**REQUIREMENTS:**
All records should be reproduced verbatim.

↓

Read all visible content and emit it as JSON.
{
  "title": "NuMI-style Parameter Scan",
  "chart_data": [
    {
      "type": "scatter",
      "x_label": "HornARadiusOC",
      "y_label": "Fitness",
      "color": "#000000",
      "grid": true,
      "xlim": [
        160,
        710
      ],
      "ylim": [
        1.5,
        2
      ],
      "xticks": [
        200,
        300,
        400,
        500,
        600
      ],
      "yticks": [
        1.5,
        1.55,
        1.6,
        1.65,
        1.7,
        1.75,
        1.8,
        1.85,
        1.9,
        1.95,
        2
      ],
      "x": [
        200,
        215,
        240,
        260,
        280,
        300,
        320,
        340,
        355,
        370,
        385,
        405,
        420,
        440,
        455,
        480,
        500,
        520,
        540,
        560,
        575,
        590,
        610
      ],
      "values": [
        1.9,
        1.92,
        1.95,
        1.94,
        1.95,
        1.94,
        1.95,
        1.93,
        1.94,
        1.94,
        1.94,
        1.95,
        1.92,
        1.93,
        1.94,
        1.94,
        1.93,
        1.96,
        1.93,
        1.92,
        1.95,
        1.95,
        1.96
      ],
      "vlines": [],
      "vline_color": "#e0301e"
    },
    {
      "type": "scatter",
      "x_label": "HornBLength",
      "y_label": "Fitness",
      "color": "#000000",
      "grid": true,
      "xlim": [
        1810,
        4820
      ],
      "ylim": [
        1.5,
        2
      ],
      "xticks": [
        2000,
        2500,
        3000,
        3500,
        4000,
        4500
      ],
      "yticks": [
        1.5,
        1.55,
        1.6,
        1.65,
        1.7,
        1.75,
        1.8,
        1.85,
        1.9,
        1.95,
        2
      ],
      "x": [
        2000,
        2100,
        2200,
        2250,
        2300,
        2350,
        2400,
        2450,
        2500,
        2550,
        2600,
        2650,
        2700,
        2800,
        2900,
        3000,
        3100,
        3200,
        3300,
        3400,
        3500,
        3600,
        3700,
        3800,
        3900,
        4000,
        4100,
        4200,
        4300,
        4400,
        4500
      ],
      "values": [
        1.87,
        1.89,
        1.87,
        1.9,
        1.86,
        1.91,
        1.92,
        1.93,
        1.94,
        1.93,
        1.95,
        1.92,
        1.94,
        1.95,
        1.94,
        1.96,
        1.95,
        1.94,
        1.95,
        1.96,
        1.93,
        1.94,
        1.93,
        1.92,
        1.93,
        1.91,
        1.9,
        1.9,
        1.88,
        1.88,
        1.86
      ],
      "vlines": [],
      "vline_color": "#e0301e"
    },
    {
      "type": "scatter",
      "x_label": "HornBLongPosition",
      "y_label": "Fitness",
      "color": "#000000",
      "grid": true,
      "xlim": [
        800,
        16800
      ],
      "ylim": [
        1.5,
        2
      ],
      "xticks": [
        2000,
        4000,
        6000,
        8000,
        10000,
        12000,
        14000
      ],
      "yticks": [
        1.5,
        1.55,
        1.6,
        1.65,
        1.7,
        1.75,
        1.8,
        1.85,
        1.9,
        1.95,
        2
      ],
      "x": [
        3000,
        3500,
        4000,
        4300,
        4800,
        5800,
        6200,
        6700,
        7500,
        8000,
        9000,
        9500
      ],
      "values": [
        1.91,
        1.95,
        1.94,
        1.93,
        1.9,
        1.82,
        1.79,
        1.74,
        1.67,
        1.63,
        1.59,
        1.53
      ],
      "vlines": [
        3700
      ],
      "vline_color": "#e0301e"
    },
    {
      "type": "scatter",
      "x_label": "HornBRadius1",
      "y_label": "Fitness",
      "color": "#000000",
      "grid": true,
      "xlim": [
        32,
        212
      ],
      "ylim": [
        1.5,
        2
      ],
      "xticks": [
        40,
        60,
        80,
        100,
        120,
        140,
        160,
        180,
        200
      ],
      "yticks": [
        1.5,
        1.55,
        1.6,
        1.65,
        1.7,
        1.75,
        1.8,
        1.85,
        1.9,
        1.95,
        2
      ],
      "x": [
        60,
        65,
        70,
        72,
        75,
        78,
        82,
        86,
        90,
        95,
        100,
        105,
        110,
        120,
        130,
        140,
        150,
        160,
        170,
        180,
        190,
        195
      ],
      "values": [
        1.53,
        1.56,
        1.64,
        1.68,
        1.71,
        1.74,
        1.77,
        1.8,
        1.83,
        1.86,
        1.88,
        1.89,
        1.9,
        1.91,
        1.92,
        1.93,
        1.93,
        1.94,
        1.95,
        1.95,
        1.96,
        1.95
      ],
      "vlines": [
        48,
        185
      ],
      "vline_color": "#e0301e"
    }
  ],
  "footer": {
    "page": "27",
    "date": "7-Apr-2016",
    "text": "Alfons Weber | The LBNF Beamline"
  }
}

↑

**REPLY TO THE TASK:**
Read all visible content and emit it as JSON.
{
  "title": "NuMI-style Parameter Scan",
  "chart_data": [
    {
      "type": "scatter",
      "x_label": "HornARadiusOC",
      "y_label": "Fitness",
      "color": "#000000",
      "grid": true,
      "xlim": [
        160,
        710
      ],
      "ylim": [
        1.5,
        2
      ],
      "xticks": [
        200,
        300,
        400,
        500,
        600
      ],
      "yticks": [
        1.5,
        1.55,
        1.6,
        1.65,
        1.7,
        1.75,
        1.8,
        1.85,
        1.9,
        1.95,
        2
      ],
      "x": [
        200,
        215,
        240,
        260,
        280,
        300,
        320,
        340,
        355,
        370,
        385,
        405,
        420,
        440,
        455,
        480,
        500,
        520,
        540,
        560,
        575,
        590,
        610
      ],
      "values": [
        1.9,
        1.92,
        1.95,
        1.94,
        1.95,
        1.94,
        1.95,
        1.93,
        1.94,
        1.94,
        1.94,
        1.95,
        1.92,
        1.93,
        1.94,
        1.94,
        1.93,
        1.96,
        1.93,
        1.92,
        1.95,
        1.95,
        1.96
      ],
      "vlines": [],
      "vline_color": "#e0301e"
    },
    {
      "type": "scatter",
      "x_label": "HornBLength",
      "y_label": "Fitness",
      "color": "#000000",
      "grid": true,
      "xlim": [
        1810,
        4820
      ],
      "ylim": [
        1.5,
        2
      ],
      "xticks": [
        2000,
        2500,
        3000,
        3500,
        4000,
        4500
      ],
      "yticks": [
        1.5,
        1.55,
        1.6,
        1.65,
        1.7,
        1.75,
        1.8,
        1.85,
        1.9,
        1.95,
        2
      ],
      "x": [
        2000,
        2100,
        2200,
        2250,
        2300,
        2350,
        2400,
        2450,
        2500,
        2550,
        2600,
        2650,
        2700,
        2800,
        2900,
        3000,
        3100,
        3200,
        3300,
        3400,
        3500,
        3600,
        3700,
        3800,
        3900,
        4000,
        4100,
        4200,
        4300,
        4400,
        4500
      ],
      "values": [
        1.87,
        1.89,
        1.87,
        1.9,
        1.86,
        1.91,
        1.92,
        1.93,
        1.94,
        1.93,
        1.95,
        1.92,
        1.94,
        1.95,
        1.94,
        1.96,
        1.95,
        1.94,
        1.95,
        1.96,
        1.93,
        1.94,
        1.93,
        1.92,
        1.93,
        1.91,
        1.9,
        1.9,
        1.88,
        1.88,
        1.86
      ],
      "vlines": [],
      "vline_color": "#e0301e"
    },
    {
      "type": "scatter",
      "x_label": "HornBLongPosition",
      "y_label": "Fitness",
      "color": "#000000",
      "grid": true,
      "xlim": [
        800,
        16800
      ],
      "ylim": [
        1.5,
        2
      ],
      "xticks": [
        2000,
        4000,
        6000,
        8000,
        10000,
        12000,
        14000
      ],
      "yticks": [
        1.5,
        1.55,
        1.6,
        1.65,
        1.7,
        1.75,
        1.8,
        1.85,
        1.9,
        1.95,
        2
      ],
      "x": [
        3000,
        3500,
        4000,
        4300,
        4800,
        5800,
        6200,
        6700,
        7500,
        8000,
        9000,
        9500
      ],
      "values": [
        1.91,
        1.95,
        1.94,
        1.93,
        1.9,
        1.82,
        1.79,
        1.74,
        1.67,
        1.63,
        1.59,
        1.53
      ],
      "vlines": [
        3700
      ],
      "vline_color": "#e0301e"
    },
    {
      "type": "scatter",
      "x_label": "HornBRadius1",
      "y_label": "Fitness",
      "color": "#000000",
      "grid": true,
      "xlim": [
        32,
        212
      ],
      "ylim": [
        1.5,
        2
      ],
      "xticks": [
        40,
        60,
        80,
        100,
        120,
        140,
        160,
        180,
        200
      ],
      "yticks": [
        1.5,
        1.55,
        1.6,
        1.65,
        1.7,
        1.75,
        1.8,
        1.85,
        1.9,
        1.95,
        2
      ],
      "x": [
        60,
        65,
        70,
        72,
        75,
        78,
        82,
        86,
        90,
        95,
        100,
        105,
        110,
        120,
        130,
        140,
        150,
        160,
        170,
        180,
        190,
        195
      ],
      "values": [
        1.53,
        1.56,
        1.64,
        1.68,
        1.71,
        1.74,
        1.77,
        1.8,
        1.83,
        1.86,
        1.88,
        1.89,
        1.9,
        1.91,
        1.92,
        1.93,
        1.93,
        1.94,
        1.95,
        1.95,
        1.96,
        1.95
      ],
      "vlines": [
        48,
        185
      ],
      "vline_color": "#e0301e"
    }
  ],
  "footer": {
    "page": "27",
    "date": "7-Apr-2016",
    "text": "Alfons Weber | The LBNF Beamline"
  }
}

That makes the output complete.